■ **Exercise**
Filter the listing below, copying every line in which the word "hace" appears.

------------------------

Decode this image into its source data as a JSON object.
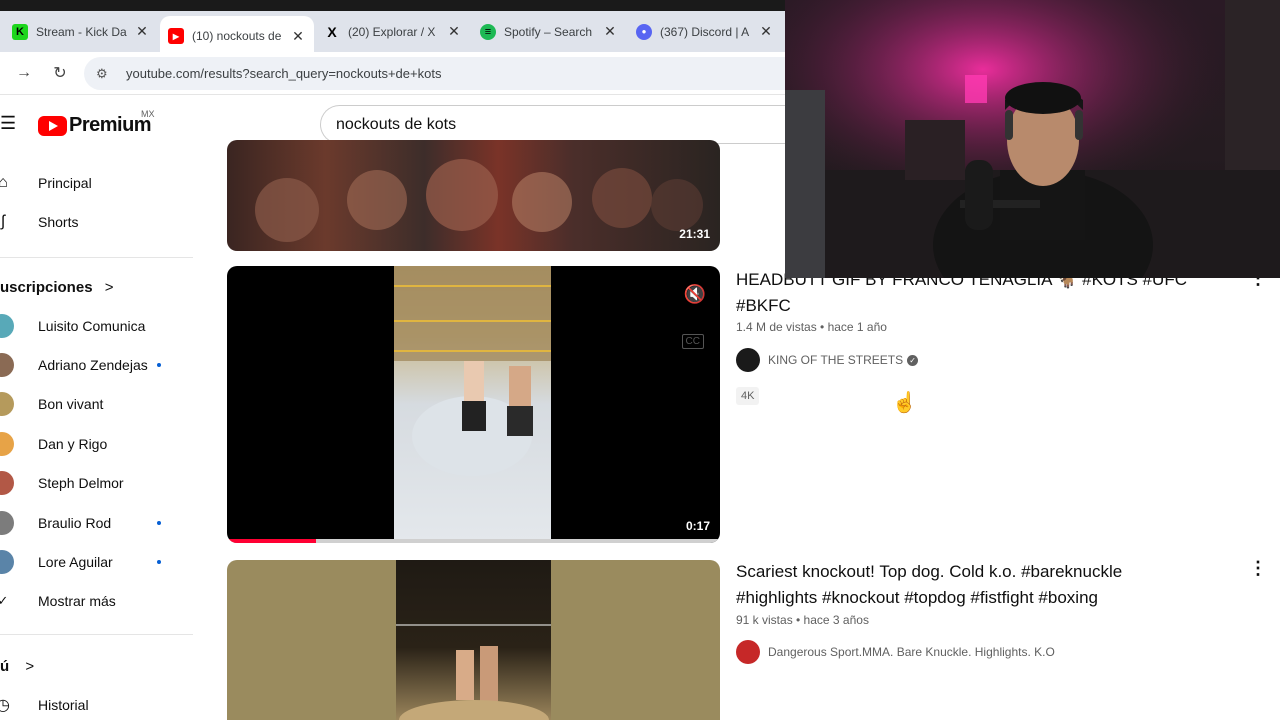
{
  "tabs": [
    {
      "title": "Stream - Kick Da",
      "close": "✕",
      "fav_bg": "#1dd61d",
      "fav_letter": "K",
      "fav_color": "#000"
    },
    {
      "title": "(10) nockouts de",
      "close": "✕",
      "fav_bg": "#ff0000",
      "fav_letter": "▶",
      "fav_color": "#fff",
      "active": true
    },
    {
      "title": "(20) Explorar / X",
      "close": "✕",
      "fav_bg": "#000000",
      "fav_letter": "X",
      "fav_color": "#fff"
    },
    {
      "title": "Spotify – Search",
      "close": "✕",
      "fav_bg": "#1db954",
      "fav_letter": "≡",
      "fav_color": "#000"
    },
    {
      "title": "(367) Discord | A",
      "close": "✕",
      "fav_bg": "#5865f2",
      "fav_letter": "●",
      "fav_color": "#fff"
    }
  ],
  "address": {
    "url": "youtube.com/results?search_query=nockouts+de+kots",
    "back_icon": "→",
    "reload_icon": "↻",
    "tune_icon": "⚙"
  },
  "header": {
    "logo_word": "Premium",
    "country": "MX",
    "search_value": "nockouts de kots"
  },
  "sidebar": {
    "main": [
      {
        "label": "Principal",
        "icon": "⌂"
      },
      {
        "label": "Shorts",
        "icon": "ʃ"
      }
    ],
    "subs_title": "uscripciones",
    "subs_chevron": ">",
    "subscriptions": [
      {
        "label": "Luisito Comunica",
        "color": "#58a9b8",
        "dot": false
      },
      {
        "label": "Adriano Zendejas",
        "color": "#8a6a54",
        "dot": true
      },
      {
        "label": "Bon vivant",
        "color": "#b59a5c",
        "dot": false
      },
      {
        "label": "Dan y Rigo",
        "color": "#e7a347",
        "dot": false
      },
      {
        "label": "Steph Delmor",
        "color": "#b25846",
        "dot": false
      },
      {
        "label": "Braulio Rod",
        "color": "#7c7c7c",
        "dot": true
      },
      {
        "label": "Lore Aguilar",
        "color": "#5a84a8",
        "dot": true
      }
    ],
    "more_label": "Mostrar más",
    "more_icon": "✓",
    "you_title": "ú",
    "you_chevron": ">",
    "history_label": "Historial",
    "history_icon": "◷"
  },
  "results": [
    {
      "duration": "21:31"
    },
    {
      "duration": "0:17",
      "title_line1": "HEADBUTT GIF BY FRANCO TENAGLIA 🐐 #KOTS #UFC",
      "title_line2": "#BKFC",
      "meta": "1.4 M de vistas • hace 1 año",
      "channel": "KING OF THE STREETS",
      "verified_icon": "✓",
      "badge": "4K",
      "mute_icon": "🔇",
      "cc_icon": "CC",
      "progress": 0.18,
      "kebab": "⋮"
    },
    {
      "title_line1": "Scariest knockout! Top dog. Cold k.o. #bareknuckle",
      "title_line2": "#highlights #knockout #topdog #fistfight #boxing",
      "meta": "91 k vistas • hace 3 años",
      "channel": "Dangerous Sport.MMA. Bare Knuckle. Highlights. K.O",
      "kebab": "⋮"
    }
  ],
  "cursor_icon": "☝"
}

------------------------

■ **Solution to the problem**
      "meta": "1.4 M de vistas • hace 1 año",
      "meta": "91 k vistas • hace 3 años",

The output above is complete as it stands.